[Dataset excerpts start]
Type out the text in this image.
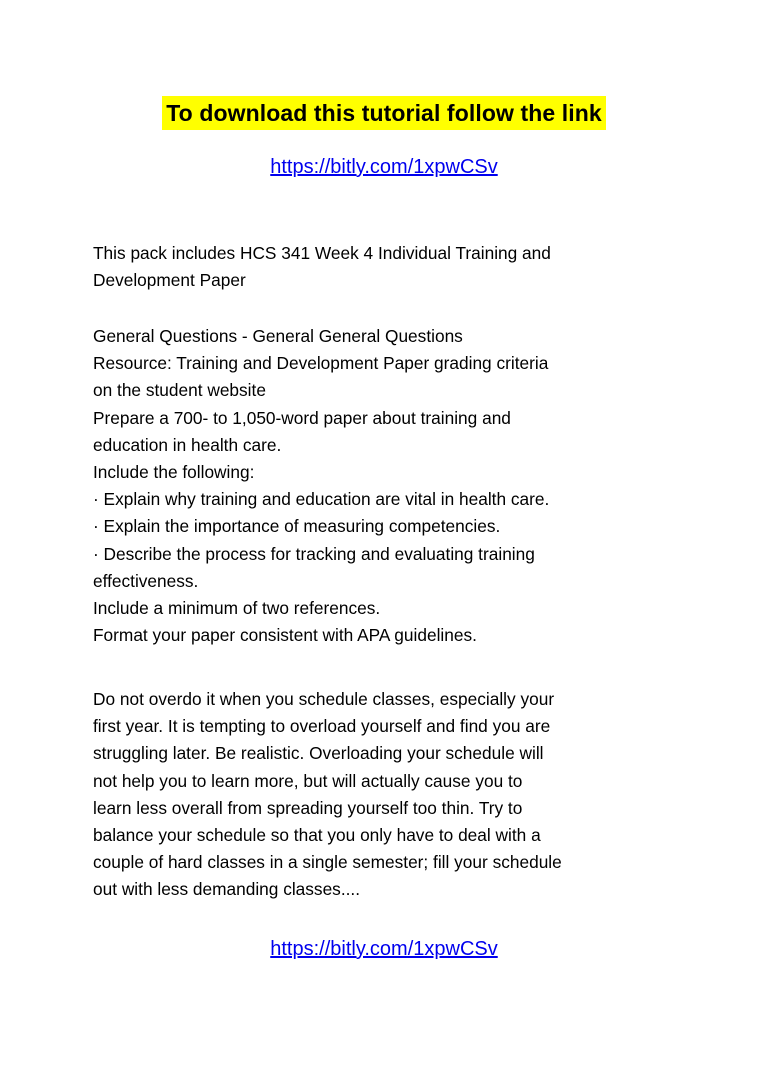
To download this tutorial follow the link
https://bitly.com/1xpwCSv
This pack includes HCS 341 Week 4 Individual Training and
Development Paper
General Questions - General General Questions
Resource: Training and Development Paper grading criteria
on the student website
Prepare a 700- to 1,050-word paper about training and
education in health care.
Include the following:
· Explain why training and education are vital in health care.
· Explain the importance of measuring competencies.
· Describe the process for tracking and evaluating training
effectiveness.
Include a minimum of two references.
Format your paper consistent with APA guidelines.
Do not overdo it when you schedule classes, especially your
first year. It is tempting to overload yourself and find you are
struggling later. Be realistic. Overloading your schedule will
not help you to learn more, but will actually cause you to
learn less overall from spreading yourself too thin. Try to
balance your schedule so that you only have to deal with a
couple of hard classes in a single semester; fill your schedule
out with less demanding classes....
https://bitly.com/1xpwCSv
[Dataset excerpts end]
## [The problem]
Using the data above, print every line exactly, omitting pictures.

## [Written response]
Type out the text in this image.
To download this tutorial follow the link
https://bitly.com/1xpwCSv
This pack includes HCS 341 Week 4 Individual Training and
Development Paper
General Questions - General General Questions
Resource: Training and Development Paper grading criteria
on the student website
Prepare a 700- to 1,050-word paper about training and
education in health care.
Include the following:
· Explain why training and education are vital in health care.
· Explain the importance of measuring competencies.
· Describe the process for tracking and evaluating training
effectiveness.
Include a minimum of two references.
Format your paper consistent with APA guidelines.
Do not overdo it when you schedule classes, especially your
first year. It is tempting to overload yourself and find you are
struggling later. Be realistic. Overloading your schedule will
not help you to learn more, but will actually cause you to
learn less overall from spreading yourself too thin. Try to
balance your schedule so that you only have to deal with a
couple of hard classes in a single semester; fill your schedule
out with less demanding classes....
https://bitly.com/1xpwCSv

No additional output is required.